*WHAT IS NEEDED*:
Present the following entries again, word for word and in full.
————————
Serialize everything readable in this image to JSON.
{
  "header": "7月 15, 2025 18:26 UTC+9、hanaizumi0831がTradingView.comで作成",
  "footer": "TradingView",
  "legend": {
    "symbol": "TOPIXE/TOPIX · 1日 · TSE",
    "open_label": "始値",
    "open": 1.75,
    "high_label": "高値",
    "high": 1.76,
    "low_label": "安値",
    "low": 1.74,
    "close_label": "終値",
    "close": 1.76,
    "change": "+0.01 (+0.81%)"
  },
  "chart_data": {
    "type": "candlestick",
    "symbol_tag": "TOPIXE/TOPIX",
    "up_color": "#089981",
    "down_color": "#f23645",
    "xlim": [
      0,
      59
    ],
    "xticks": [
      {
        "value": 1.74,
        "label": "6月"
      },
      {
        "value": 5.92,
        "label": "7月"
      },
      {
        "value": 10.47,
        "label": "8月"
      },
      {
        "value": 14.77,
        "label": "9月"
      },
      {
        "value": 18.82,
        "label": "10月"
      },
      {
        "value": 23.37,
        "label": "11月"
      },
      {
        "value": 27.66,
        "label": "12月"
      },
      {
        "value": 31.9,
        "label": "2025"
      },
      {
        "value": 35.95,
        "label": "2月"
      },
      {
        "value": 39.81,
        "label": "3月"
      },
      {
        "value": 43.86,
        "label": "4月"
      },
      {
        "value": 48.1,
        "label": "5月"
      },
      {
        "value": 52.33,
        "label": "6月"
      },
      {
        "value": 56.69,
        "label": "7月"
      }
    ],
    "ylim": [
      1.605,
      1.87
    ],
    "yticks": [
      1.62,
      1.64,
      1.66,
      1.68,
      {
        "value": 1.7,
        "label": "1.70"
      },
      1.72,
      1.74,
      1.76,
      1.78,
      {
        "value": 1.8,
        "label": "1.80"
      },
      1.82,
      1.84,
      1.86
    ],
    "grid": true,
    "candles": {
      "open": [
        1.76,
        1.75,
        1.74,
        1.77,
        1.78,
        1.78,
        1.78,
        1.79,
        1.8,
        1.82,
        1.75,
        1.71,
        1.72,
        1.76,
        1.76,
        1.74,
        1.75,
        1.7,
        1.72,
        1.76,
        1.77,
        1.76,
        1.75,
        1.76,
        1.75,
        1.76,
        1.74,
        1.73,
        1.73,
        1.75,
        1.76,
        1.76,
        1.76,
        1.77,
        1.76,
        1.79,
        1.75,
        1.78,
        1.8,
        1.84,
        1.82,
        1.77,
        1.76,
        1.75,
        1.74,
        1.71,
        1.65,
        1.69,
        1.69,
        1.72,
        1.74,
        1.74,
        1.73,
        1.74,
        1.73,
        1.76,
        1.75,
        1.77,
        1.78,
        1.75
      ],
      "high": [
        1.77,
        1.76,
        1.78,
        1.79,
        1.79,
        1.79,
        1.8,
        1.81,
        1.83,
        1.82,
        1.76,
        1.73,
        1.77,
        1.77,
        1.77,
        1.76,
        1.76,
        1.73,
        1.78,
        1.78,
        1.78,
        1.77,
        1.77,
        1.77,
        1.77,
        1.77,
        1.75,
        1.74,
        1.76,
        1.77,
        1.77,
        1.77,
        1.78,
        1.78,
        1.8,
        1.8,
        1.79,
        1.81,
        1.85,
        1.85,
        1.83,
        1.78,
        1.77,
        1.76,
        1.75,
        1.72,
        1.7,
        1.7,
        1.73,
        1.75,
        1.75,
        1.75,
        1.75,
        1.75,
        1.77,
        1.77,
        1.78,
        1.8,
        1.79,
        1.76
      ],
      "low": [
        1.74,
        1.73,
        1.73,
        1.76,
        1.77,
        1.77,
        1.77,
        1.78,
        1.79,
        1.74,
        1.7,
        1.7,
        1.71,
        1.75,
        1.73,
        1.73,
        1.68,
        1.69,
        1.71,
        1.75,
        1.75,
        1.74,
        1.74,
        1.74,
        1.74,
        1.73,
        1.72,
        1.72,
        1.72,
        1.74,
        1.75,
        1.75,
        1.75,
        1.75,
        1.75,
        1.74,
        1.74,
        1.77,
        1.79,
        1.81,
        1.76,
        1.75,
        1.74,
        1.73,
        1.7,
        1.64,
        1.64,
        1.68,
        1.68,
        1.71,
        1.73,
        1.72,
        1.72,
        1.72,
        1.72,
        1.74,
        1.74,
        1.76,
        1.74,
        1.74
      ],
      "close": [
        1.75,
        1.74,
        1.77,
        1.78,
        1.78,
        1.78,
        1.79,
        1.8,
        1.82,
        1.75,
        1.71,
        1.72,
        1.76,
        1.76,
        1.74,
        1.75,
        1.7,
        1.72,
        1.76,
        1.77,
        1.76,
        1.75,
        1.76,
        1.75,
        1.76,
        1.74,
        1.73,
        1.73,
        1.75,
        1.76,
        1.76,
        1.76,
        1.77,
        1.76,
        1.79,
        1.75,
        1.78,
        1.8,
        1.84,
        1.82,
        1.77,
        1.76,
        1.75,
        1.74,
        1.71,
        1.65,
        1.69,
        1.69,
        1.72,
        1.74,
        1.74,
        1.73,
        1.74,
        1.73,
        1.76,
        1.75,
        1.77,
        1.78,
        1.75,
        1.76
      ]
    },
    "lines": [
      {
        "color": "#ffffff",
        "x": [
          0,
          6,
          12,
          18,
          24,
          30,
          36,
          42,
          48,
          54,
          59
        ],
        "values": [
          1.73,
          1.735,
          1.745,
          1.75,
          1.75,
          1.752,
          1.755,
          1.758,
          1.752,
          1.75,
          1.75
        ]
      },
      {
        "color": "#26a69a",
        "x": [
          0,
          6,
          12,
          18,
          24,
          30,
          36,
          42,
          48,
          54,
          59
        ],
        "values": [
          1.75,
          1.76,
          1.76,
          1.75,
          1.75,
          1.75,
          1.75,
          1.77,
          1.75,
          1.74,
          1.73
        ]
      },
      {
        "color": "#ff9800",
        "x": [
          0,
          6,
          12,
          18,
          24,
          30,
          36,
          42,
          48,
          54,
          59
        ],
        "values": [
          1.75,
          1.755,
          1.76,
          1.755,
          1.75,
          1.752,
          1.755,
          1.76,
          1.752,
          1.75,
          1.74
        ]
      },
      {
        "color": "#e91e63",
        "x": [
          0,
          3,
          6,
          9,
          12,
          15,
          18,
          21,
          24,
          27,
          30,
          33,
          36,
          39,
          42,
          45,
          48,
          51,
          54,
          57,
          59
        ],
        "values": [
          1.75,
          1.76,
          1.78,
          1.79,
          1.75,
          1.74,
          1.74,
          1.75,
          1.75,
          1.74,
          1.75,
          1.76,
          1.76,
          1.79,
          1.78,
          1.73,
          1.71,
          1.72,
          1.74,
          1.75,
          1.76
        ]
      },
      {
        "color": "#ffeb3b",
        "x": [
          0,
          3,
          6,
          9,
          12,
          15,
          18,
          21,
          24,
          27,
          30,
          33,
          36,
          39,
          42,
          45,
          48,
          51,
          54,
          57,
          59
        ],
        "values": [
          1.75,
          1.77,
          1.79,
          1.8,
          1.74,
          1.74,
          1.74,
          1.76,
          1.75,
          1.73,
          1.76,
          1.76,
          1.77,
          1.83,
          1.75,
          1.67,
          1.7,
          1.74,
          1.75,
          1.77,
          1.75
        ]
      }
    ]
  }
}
————————
*OUTPUT BELOW*:
Serialize everything readable in this image to JSON.
{
  "header": "7月 15, 2025 18:26 UTC+9、hanaizumi0831がTradingView.comで作成",
  "footer": "TradingView",
  "legend": {
    "symbol": "TOPIXE/TOPIX · 1日 · TSE",
    "open_label": "始値",
    "open": 1.75,
    "high_label": "高値",
    "high": 1.76,
    "low_label": "安値",
    "low": 1.74,
    "close_label": "終値",
    "close": 1.76,
    "change": "+0.01 (+0.81%)"
  },
  "chart_data": {
    "type": "candlestick",
    "symbol_tag": "TOPIXE/TOPIX",
    "up_color": "#089981",
    "down_color": "#f23645",
    "xlim": [
      0,
      59
    ],
    "xticks": [
      {
        "value": 1.74,
        "label": "6月"
      },
      {
        "value": 5.92,
        "label": "7月"
      },
      {
        "value": 10.47,
        "label": "8月"
      },
      {
        "value": 14.77,
        "label": "9月"
      },
      {
        "value": 18.82,
        "label": "10月"
      },
      {
        "value": 23.37,
        "label": "11月"
      },
      {
        "value": 27.66,
        "label": "12月"
      },
      {
        "value": 31.9,
        "label": "2025"
      },
      {
        "value": 35.95,
        "label": "2月"
      },
      {
        "value": 39.81,
        "label": "3月"
      },
      {
        "value": 43.86,
        "label": "4月"
      },
      {
        "value": 48.1,
        "label": "5月"
      },
      {
        "value": 52.33,
        "label": "6月"
      },
      {
        "value": 56.69,
        "label": "7月"
      }
    ],
    "ylim": [
      1.605,
      1.87
    ],
    "yticks": [
      1.62,
      1.64,
      1.66,
      1.68,
      {
        "value": 1.7,
        "label": "1.70"
      },
      1.72,
      1.74,
      1.76,
      1.78,
      {
        "value": 1.8,
        "label": "1.80"
      },
      1.82,
      1.84,
      1.86
    ],
    "grid": true,
    "candles": {
      "open": [
        1.76,
        1.75,
        1.74,
        1.77,
        1.78,
        1.78,
        1.78,
        1.79,
        1.8,
        1.82,
        1.75,
        1.71,
        1.72,
        1.76,
        1.76,
        1.74,
        1.75,
        1.7,
        1.72,
        1.76,
        1.77,
        1.76,
        1.75,
        1.76,
        1.75,
        1.76,
        1.74,
        1.73,
        1.73,
        1.75,
        1.76,
        1.76,
        1.76,
        1.77,
        1.76,
        1.79,
        1.75,
        1.78,
        1.8,
        1.84,
        1.82,
        1.77,
        1.76,
        1.75,
        1.74,
        1.71,
        1.65,
        1.69,
        1.69,
        1.72,
        1.74,
        1.74,
        1.73,
        1.74,
        1.73,
        1.76,
        1.75,
        1.77,
        1.78,
        1.75
      ],
      "high": [
        1.77,
        1.76,
        1.78,
        1.79,
        1.79,
        1.79,
        1.8,
        1.81,
        1.83,
        1.82,
        1.76,
        1.73,
        1.77,
        1.77,
        1.77,
        1.76,
        1.76,
        1.73,
        1.78,
        1.78,
        1.78,
        1.77,
        1.77,
        1.77,
        1.77,
        1.77,
        1.75,
        1.74,
        1.76,
        1.77,
        1.77,
        1.77,
        1.78,
        1.78,
        1.8,
        1.8,
        1.79,
        1.81,
        1.85,
        1.85,
        1.83,
        1.78,
        1.77,
        1.76,
        1.75,
        1.72,
        1.7,
        1.7,
        1.73,
        1.75,
        1.75,
        1.75,
        1.75,
        1.75,
        1.77,
        1.77,
        1.78,
        1.8,
        1.79,
        1.76
      ],
      "low": [
        1.74,
        1.73,
        1.73,
        1.76,
        1.77,
        1.77,
        1.77,
        1.78,
        1.79,
        1.74,
        1.7,
        1.7,
        1.71,
        1.75,
        1.73,
        1.73,
        1.68,
        1.69,
        1.71,
        1.75,
        1.75,
        1.74,
        1.74,
        1.74,
        1.74,
        1.73,
        1.72,
        1.72,
        1.72,
        1.74,
        1.75,
        1.75,
        1.75,
        1.75,
        1.75,
        1.74,
        1.74,
        1.77,
        1.79,
        1.81,
        1.76,
        1.75,
        1.74,
        1.73,
        1.7,
        1.64,
        1.64,
        1.68,
        1.68,
        1.71,
        1.73,
        1.72,
        1.72,
        1.72,
        1.72,
        1.74,
        1.74,
        1.76,
        1.74,
        1.74
      ],
      "close": [
        1.75,
        1.74,
        1.77,
        1.78,
        1.78,
        1.78,
        1.79,
        1.8,
        1.82,
        1.75,
        1.71,
        1.72,
        1.76,
        1.76,
        1.74,
        1.75,
        1.7,
        1.72,
        1.76,
        1.77,
        1.76,
        1.75,
        1.76,
        1.75,
        1.76,
        1.74,
        1.73,
        1.73,
        1.75,
        1.76,
        1.76,
        1.76,
        1.77,
        1.76,
        1.79,
        1.75,
        1.78,
        1.8,
        1.84,
        1.82,
        1.77,
        1.76,
        1.75,
        1.74,
        1.71,
        1.65,
        1.69,
        1.69,
        1.72,
        1.74,
        1.74,
        1.73,
        1.74,
        1.73,
        1.76,
        1.75,
        1.77,
        1.78,
        1.75,
        1.76
      ]
    },
    "lines": [
      {
        "color": "#ffffff",
        "x": [
          0,
          6,
          12,
          18,
          24,
          30,
          36,
          42,
          48,
          54,
          59
        ],
        "values": [
          1.73,
          1.735,
          1.745,
          1.75,
          1.75,
          1.752,
          1.755,
          1.758,
          1.752,
          1.75,
          1.75
        ]
      },
      {
        "color": "#26a69a",
        "x": [
          0,
          6,
          12,
          18,
          24,
          30,
          36,
          42,
          48,
          54,
          59
        ],
        "values": [
          1.75,
          1.76,
          1.76,
          1.75,
          1.75,
          1.75,
          1.75,
          1.77,
          1.75,
          1.74,
          1.73
        ]
      },
      {
        "color": "#ff9800",
        "x": [
          0,
          6,
          12,
          18,
          24,
          30,
          36,
          42,
          48,
          54,
          59
        ],
        "values": [
          1.75,
          1.755,
          1.76,
          1.755,
          1.75,
          1.752,
          1.755,
          1.76,
          1.752,
          1.75,
          1.74
        ]
      },
      {
        "color": "#e91e63",
        "x": [
          0,
          3,
          6,
          9,
          12,
          15,
          18,
          21,
          24,
          27,
          30,
          33,
          36,
          39,
          42,
          45,
          48,
          51,
          54,
          57,
          59
        ],
        "values": [
          1.75,
          1.76,
          1.78,
          1.79,
          1.75,
          1.74,
          1.74,
          1.75,
          1.75,
          1.74,
          1.75,
          1.76,
          1.76,
          1.79,
          1.78,
          1.73,
          1.71,
          1.72,
          1.74,
          1.75,
          1.76
        ]
      },
      {
        "color": "#ffeb3b",
        "x": [
          0,
          3,
          6,
          9,
          12,
          15,
          18,
          21,
          24,
          27,
          30,
          33,
          36,
          39,
          42,
          45,
          48,
          51,
          54,
          57,
          59
        ],
        "values": [
          1.75,
          1.77,
          1.79,
          1.8,
          1.74,
          1.74,
          1.74,
          1.76,
          1.75,
          1.73,
          1.76,
          1.76,
          1.77,
          1.83,
          1.75,
          1.67,
          1.7,
          1.74,
          1.75,
          1.77,
          1.75
        ]
      }
    ]
  }
}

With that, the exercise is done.